Copy the records below, from the line containing "Read this page and output its text content." through the last line; leave out pictures.
--- begin ---
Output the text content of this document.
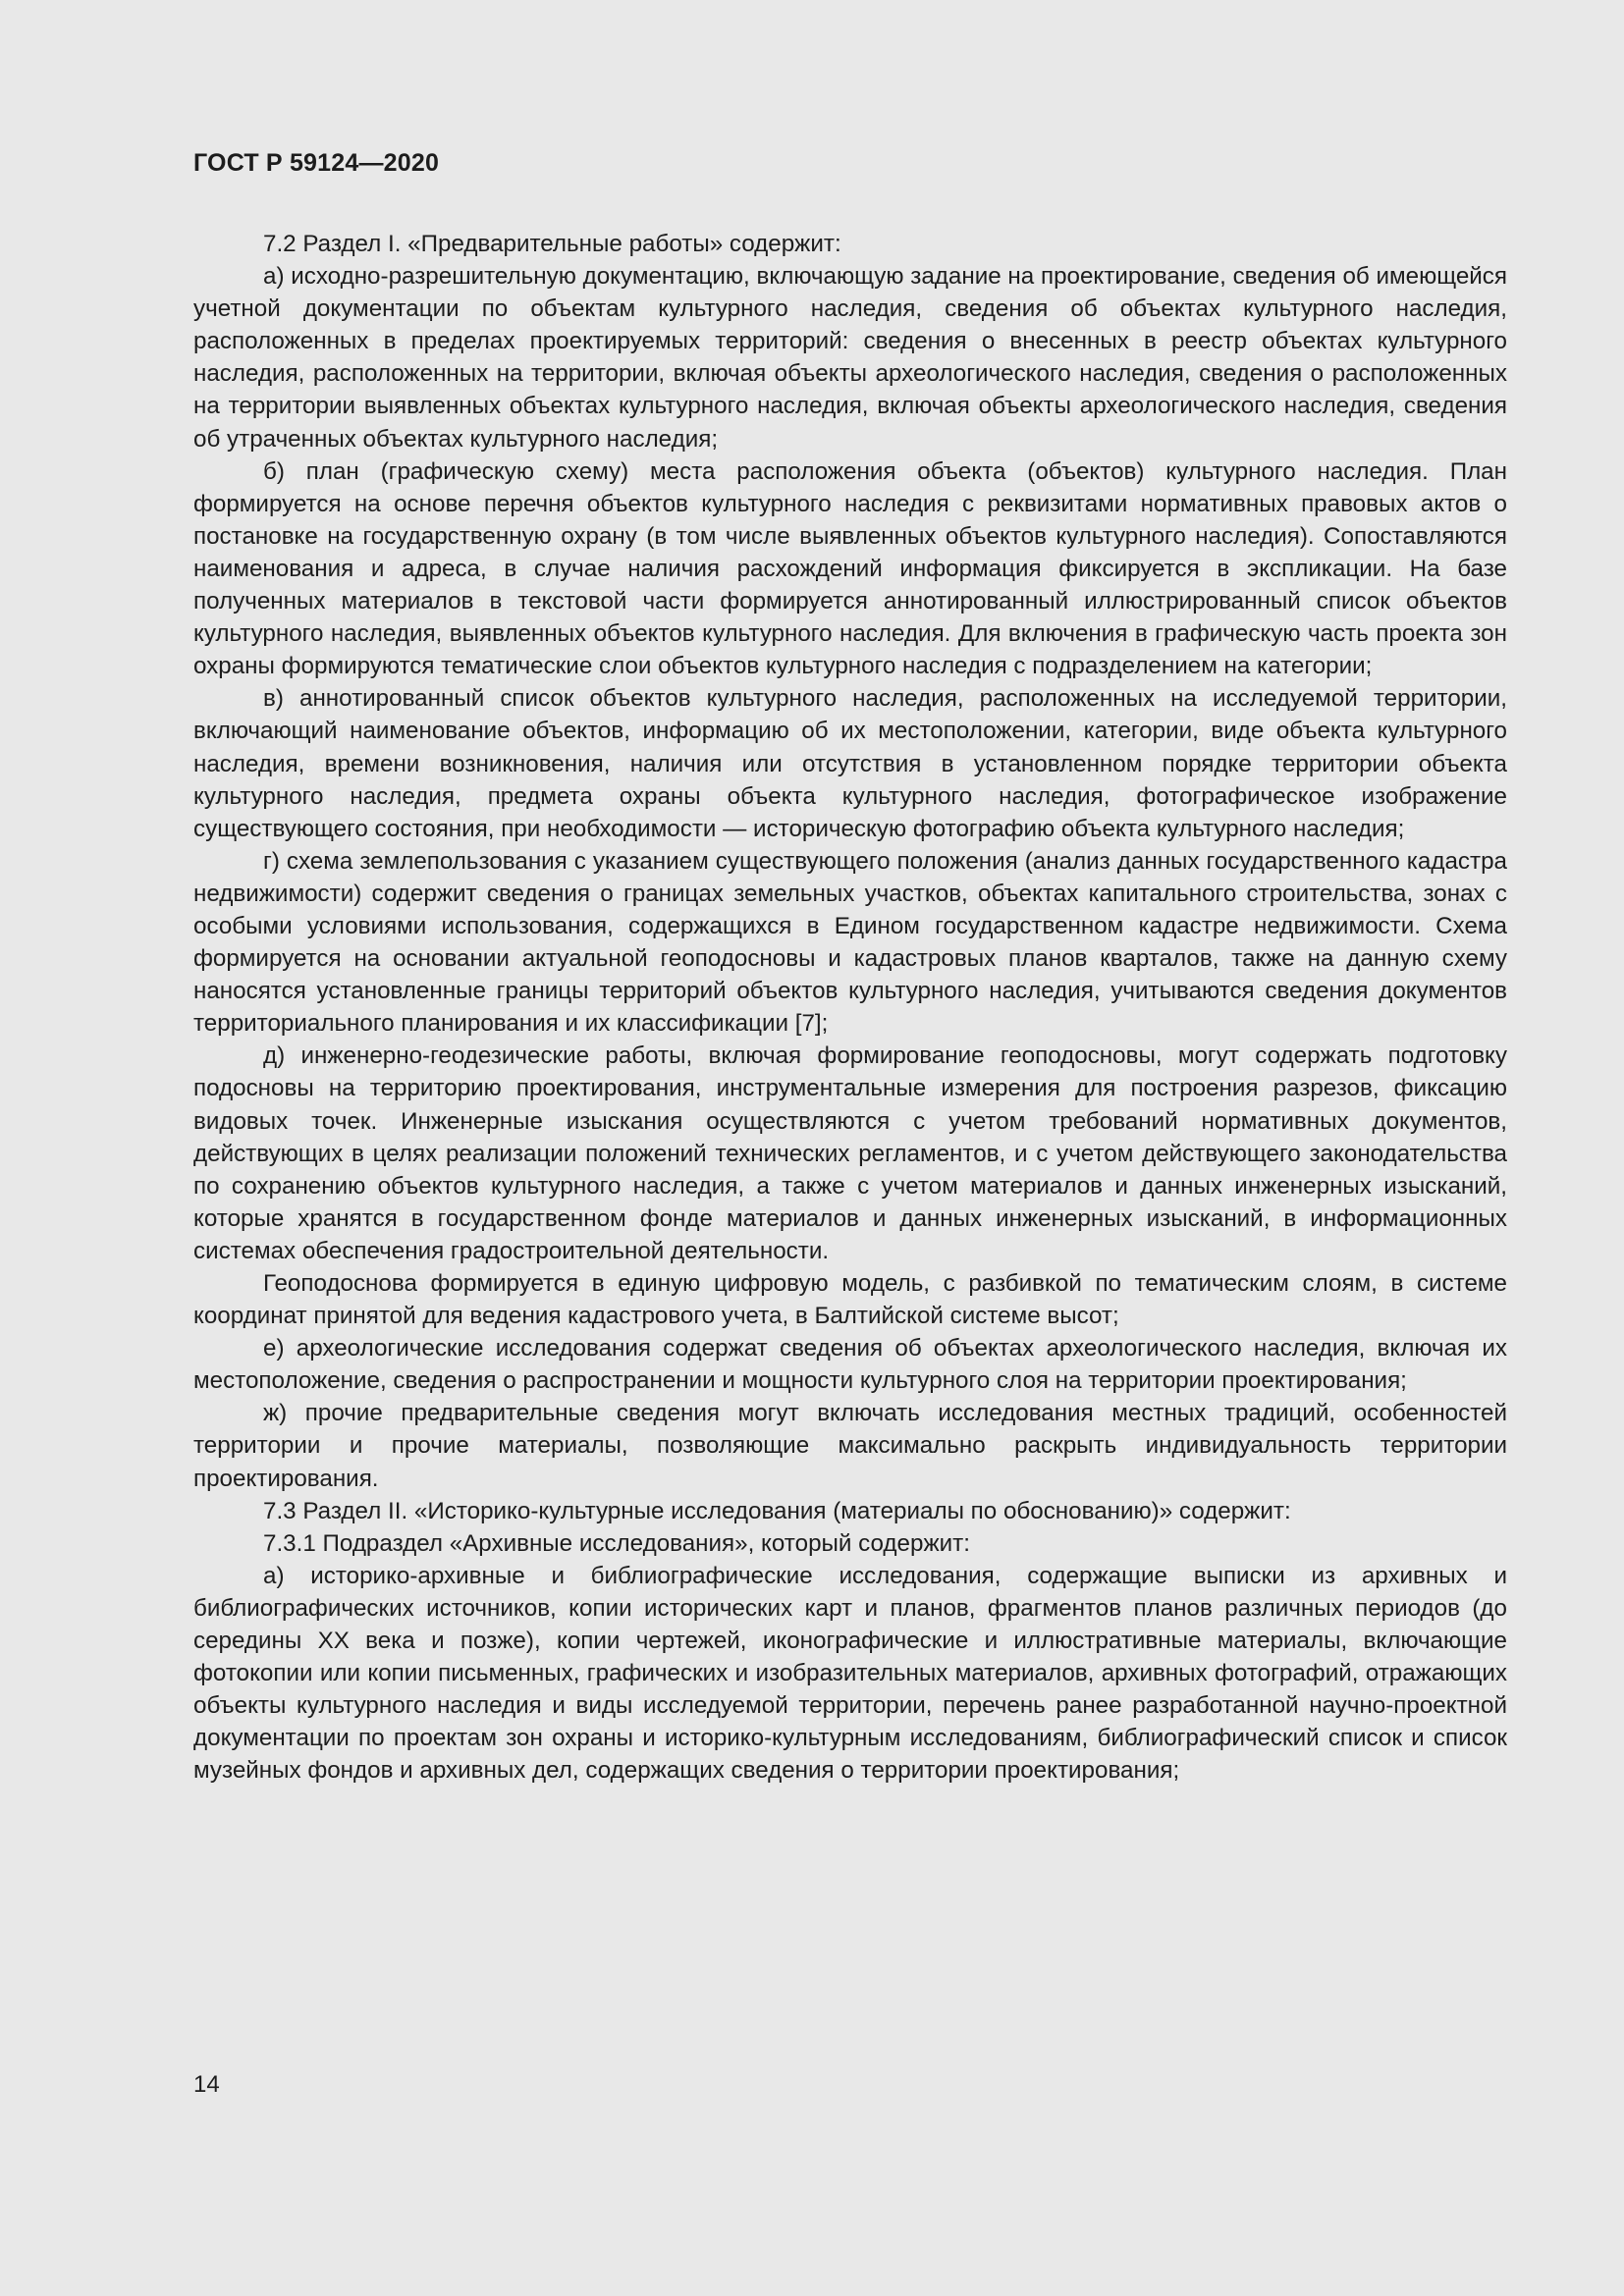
ГОСТ Р 59124—2020

7.2 Раздел I. «Предварительные работы» содержит:

а) исходно-разрешительную документацию, включающую задание на проектирование, сведения об имеющейся учетной документации по объектам культурного наследия, сведения об объектах культурного наследия, расположенных в пределах проектируемых территорий: сведения о внесенных в реестр объектах культурного наследия, расположенных на территории, включая объекты археологического наследия, сведения о расположенных на территории выявленных объектах культурного наследия, включая объекты археологического наследия, сведения об утраченных объектах культурного наследия;

б) план (графическую схему) места расположения объекта (объектов) культурного наследия. План формируется на основе перечня объектов культурного наследия с реквизитами нормативных правовых актов о постановке на государственную охрану (в том числе выявленных объектов культурного наследия). Сопоставляются наименования и адреса, в случае наличия расхождений информация фиксируется в экспликации. На базе полученных материалов в текстовой части формируется аннотированный иллюстрированный список объектов культурного наследия, выявленных объектов культурного наследия. Для включения в графическую часть проекта зон охраны формируются тематические слои объектов культурного наследия с подразделением на категории;

в) аннотированный список объектов культурного наследия, расположенных на исследуемой территории, включающий наименование объектов, информацию об их местоположении, категории, виде объекта культурного наследия, времени возникновения, наличия или отсутствия в установленном порядке территории объекта культурного наследия, предмета охраны объекта культурного наследия, фотографическое изображение существующего состояния, при необходимости — историческую фотографию объекта культурного наследия;

г) схема землепользования с указанием существующего положения (анализ данных государственного кадастра недвижимости) содержит сведения о границах земельных участков, объектах капитального строительства, зонах с особыми условиями использования, содержащихся в Едином государственном кадастре недвижимости. Схема формируется на основании актуальной геоподосновы и кадастровых планов кварталов, также на данную схему наносятся установленные границы территорий объектов культурного наследия, учитываются сведения документов территориального планирования и их классификации [7];

д) инженерно-геодезические работы, включая формирование геоподосновы, могут содержать подготовку подосновы на территорию проектирования, инструментальные измерения для построения разрезов, фиксацию видовых точек. Инженерные изыскания осуществляются с учетом требований нормативных документов, действующих в целях реализации положений технических регламентов, и с учетом действующего законодательства по сохранению объектов культурного наследия, а также с учетом материалов и данных инженерных изысканий, которые хранятся в государственном фонде материалов и данных инженерных изысканий, в информационных системах обеспечения градостроительной деятельности.

Геоподоснова формируется в единую цифровую модель, с разбивкой по тематическим слоям, в системе координат принятой для ведения кадастрового учета, в Балтийской системе высот;

е) археологические исследования содержат сведения об объектах археологического наследия, включая их местоположение, сведения о распространении и мощности культурного слоя на территории проектирования;

ж) прочие предварительные сведения могут включать исследования местных традиций, особенностей территории и прочие материалы, позволяющие максимально раскрыть индивидуальность территории проектирования.

7.3 Раздел II. «Историко-культурные исследования (материалы по обоснованию)» содержит:

7.3.1 Подраздел «Архивные исследования», который содержит:

а) историко-архивные и библиографические исследования, содержащие выписки из архивных и библиографических источников, копии исторических карт и планов, фрагментов планов различных периодов (до середины XX века и позже), копии чертежей, иконографические и иллюстративные материалы, включающие фотокопии или копии письменных, графических и изобразительных материалов, архивных фотографий, отражающих объекты культурного наследия и виды исследуемой территории, перечень ранее разработанной научно-проектной документации по проектам зон охраны и историко-культурным исследованиям, библиографический список и список музейных фондов и архивных дел, содержащих сведения о территории проектирования;

14
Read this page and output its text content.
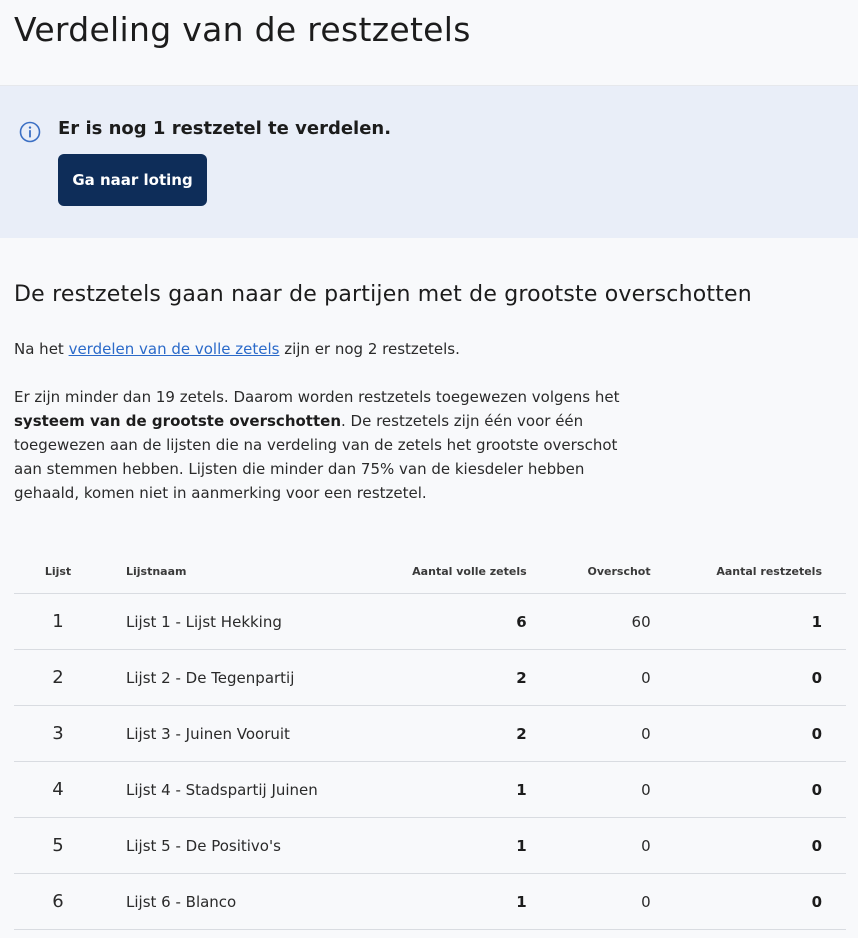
Verdeling van de restzetels
Er is nog 1 restzetel te verdelen.
Ga naar loting
De restzetels gaan naar de partijen met de grootste overschotten

Na het verdelen van de volle zetels zijn er nog 2 restzetels.

Er zijn minder dan 19 zetels. Daarom worden restzetels toegewezen volgens het systeem van de grootste overschotten. De restzetels zijn één voor één toegewezen aan de lijsten die na verdeling van de zetels het grootste overschot aan stemmen hebben. Lijsten die minder dan 75% van de kiesdeler hebben gehaald, komen niet in aanmerking voor een restzetel.

Lijst	Lijstnaam	Aantal volle zetels	Overschot	Aantal restzetels
1	Lijst 1 - Lijst Hekking	6	60	1
2	Lijst 2 - De Tegenpartij	2	0	0
3	Lijst 3 - Juinen Vooruit	2	0	0
4	Lijst 4 - Stadspartij Juinen	1	0	0
5	Lijst 5 - De Positivo's	1	0	0
6	Lijst 6 - Blanco	1	0	0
--- end ---
▶ [Solution to this task]
Read this page and output its text content.
Verdeling van de restzetels
Er is nog 1 restzetel te verdelen.
Ga naar loting
De restzetels gaan naar de partijen met de grootste overschotten

Na het verdelen van de volle zetels zijn er nog 2 restzetels.

Er zijn minder dan 19 zetels. Daarom worden restzetels toegewezen volgens het systeem van de grootste overschotten. De restzetels zijn één voor één toegewezen aan de lijsten die na verdeling van de zetels het grootste overschot aan stemmen hebben. Lijsten die minder dan 75% van de kiesdeler hebben gehaald, komen niet in aanmerking voor een restzetel.

Lijst	Lijstnaam	Aantal volle zetels	Overschot	Aantal restzetels
1	Lijst 1 - Lijst Hekking	6	60	1
2	Lijst 2 - De Tegenpartij	2	0	0
3	Lijst 3 - Juinen Vooruit	2	0	0
4	Lijst 4 - Stadspartij Juinen	1	0	0
5	Lijst 5 - De Positivo's	1	0	0
6	Lijst 6 - Blanco	1	0	0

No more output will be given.